## GIVEN INSTRUCTION:
Go through the lines below and copy each one that holds the string "color".
— START RECORDS FOR PROCESSING —
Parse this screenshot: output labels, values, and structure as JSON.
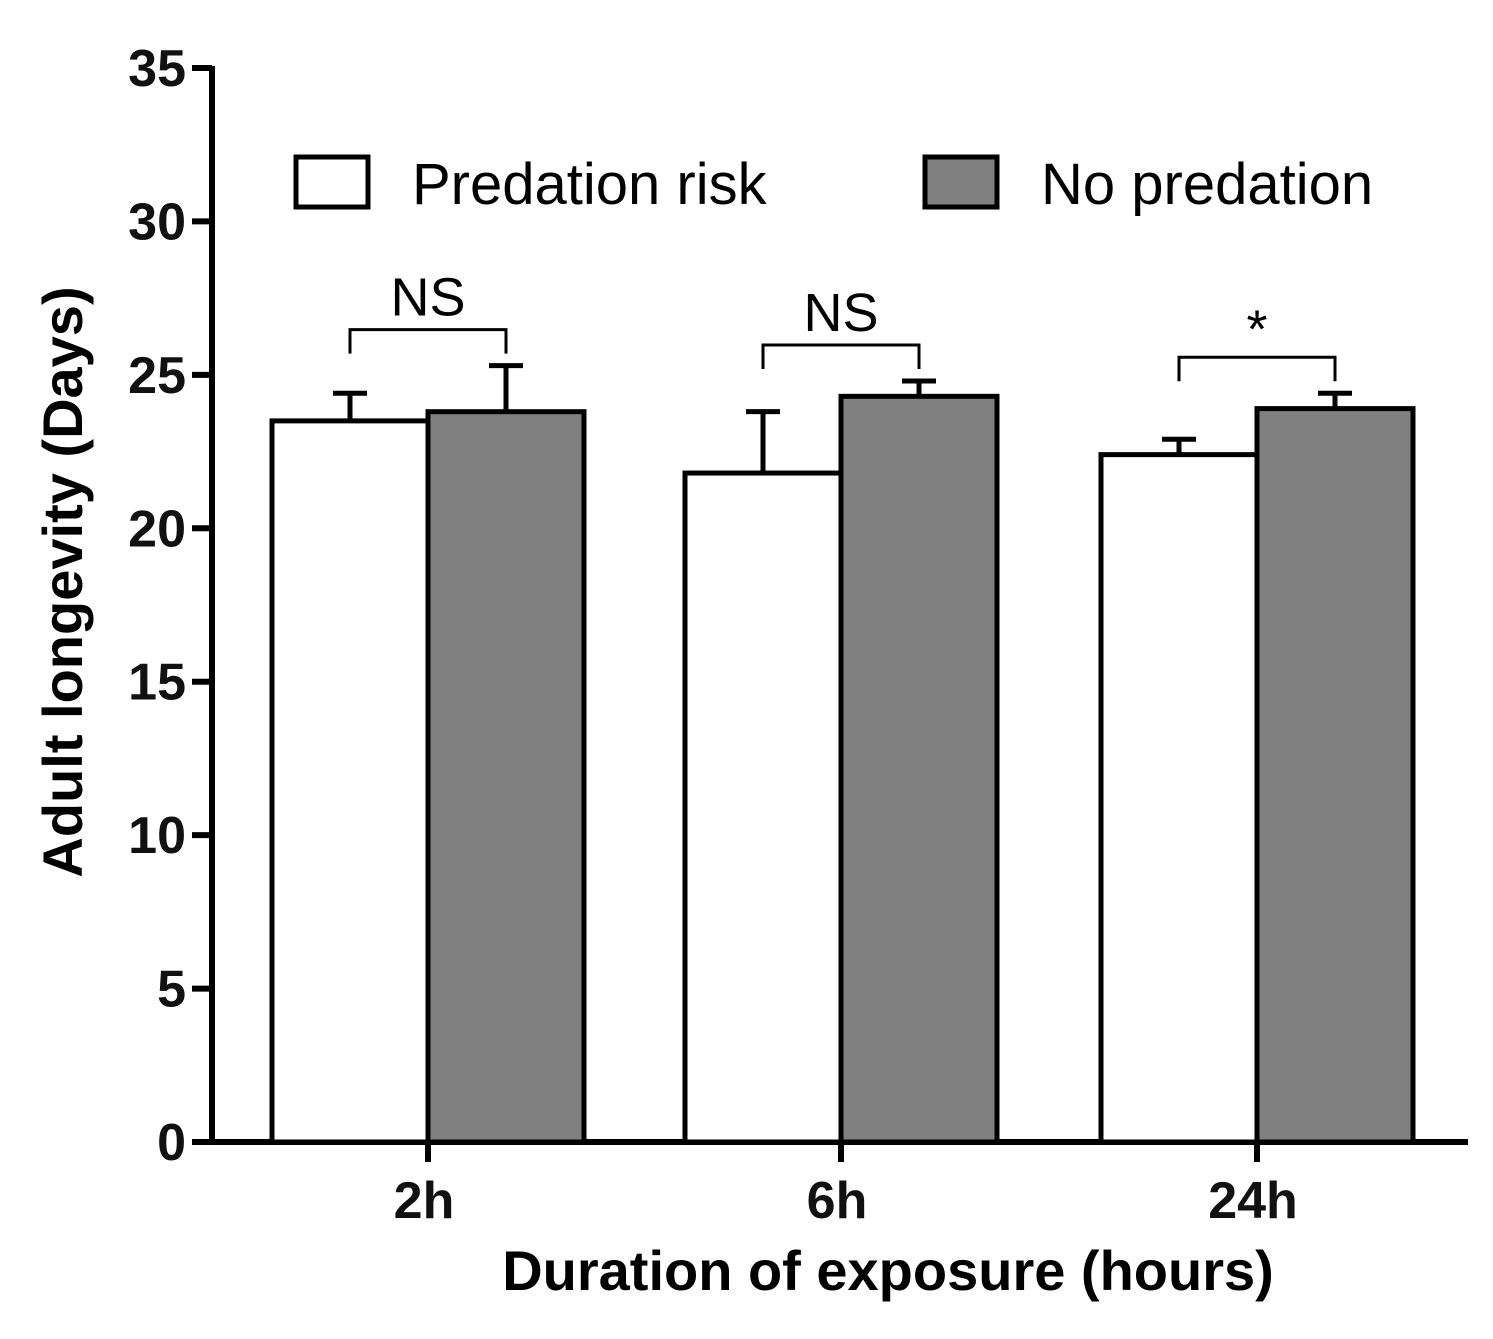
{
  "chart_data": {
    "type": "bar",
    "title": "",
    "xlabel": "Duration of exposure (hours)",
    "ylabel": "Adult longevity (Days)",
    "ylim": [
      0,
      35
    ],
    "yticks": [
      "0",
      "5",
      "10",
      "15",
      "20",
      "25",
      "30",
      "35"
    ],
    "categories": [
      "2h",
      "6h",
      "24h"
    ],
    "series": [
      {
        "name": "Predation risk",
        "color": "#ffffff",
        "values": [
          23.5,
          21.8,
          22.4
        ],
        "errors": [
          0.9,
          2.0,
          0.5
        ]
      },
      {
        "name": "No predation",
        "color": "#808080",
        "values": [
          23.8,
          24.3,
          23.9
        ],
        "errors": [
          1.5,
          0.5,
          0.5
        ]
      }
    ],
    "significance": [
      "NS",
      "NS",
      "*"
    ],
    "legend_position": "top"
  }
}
— END RECORDS FOR PROCESSING —
— START RECORDS FOR PROCESSING —
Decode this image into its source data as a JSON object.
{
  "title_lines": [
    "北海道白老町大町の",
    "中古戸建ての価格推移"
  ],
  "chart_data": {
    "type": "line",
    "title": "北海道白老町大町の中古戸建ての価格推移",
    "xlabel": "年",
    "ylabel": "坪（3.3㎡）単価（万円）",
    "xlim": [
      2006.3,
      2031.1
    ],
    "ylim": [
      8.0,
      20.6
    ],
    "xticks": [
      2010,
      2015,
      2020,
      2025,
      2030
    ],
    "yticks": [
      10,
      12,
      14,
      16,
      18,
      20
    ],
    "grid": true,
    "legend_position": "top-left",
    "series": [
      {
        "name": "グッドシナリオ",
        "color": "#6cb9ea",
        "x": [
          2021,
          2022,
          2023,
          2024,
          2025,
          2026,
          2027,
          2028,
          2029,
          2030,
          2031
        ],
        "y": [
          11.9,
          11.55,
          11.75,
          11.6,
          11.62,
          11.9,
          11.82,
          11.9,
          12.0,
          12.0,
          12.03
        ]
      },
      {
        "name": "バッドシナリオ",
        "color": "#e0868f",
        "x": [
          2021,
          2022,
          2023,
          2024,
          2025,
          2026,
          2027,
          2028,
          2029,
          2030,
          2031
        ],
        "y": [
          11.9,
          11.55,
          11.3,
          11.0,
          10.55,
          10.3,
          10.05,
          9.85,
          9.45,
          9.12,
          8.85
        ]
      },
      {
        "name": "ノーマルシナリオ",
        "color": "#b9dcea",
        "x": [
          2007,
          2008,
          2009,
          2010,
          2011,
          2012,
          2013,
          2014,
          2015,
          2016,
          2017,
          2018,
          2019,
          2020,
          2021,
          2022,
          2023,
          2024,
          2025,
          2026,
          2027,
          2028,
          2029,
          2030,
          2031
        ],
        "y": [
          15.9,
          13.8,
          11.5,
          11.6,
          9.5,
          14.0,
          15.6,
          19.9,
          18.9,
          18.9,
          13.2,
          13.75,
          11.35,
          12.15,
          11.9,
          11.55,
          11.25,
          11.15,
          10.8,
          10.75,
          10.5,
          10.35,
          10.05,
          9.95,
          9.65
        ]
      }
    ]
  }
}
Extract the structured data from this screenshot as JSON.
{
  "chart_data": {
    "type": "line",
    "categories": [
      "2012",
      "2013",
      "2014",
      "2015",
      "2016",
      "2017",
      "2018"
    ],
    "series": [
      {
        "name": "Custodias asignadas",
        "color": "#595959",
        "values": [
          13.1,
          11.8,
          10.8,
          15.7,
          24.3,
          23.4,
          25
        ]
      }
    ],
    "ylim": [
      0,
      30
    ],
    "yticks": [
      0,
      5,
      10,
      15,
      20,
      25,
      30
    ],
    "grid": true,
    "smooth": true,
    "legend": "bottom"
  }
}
— END RECORDS FOR PROCESSING —
## SOLUTION TO THE PROBLEM:
        "color": "#ffffff",
        "color": "#808080",
        "color": "#6cb9ea",
        "color": "#e0868f",
        "color": "#b9dcea",
        "color": "#595959",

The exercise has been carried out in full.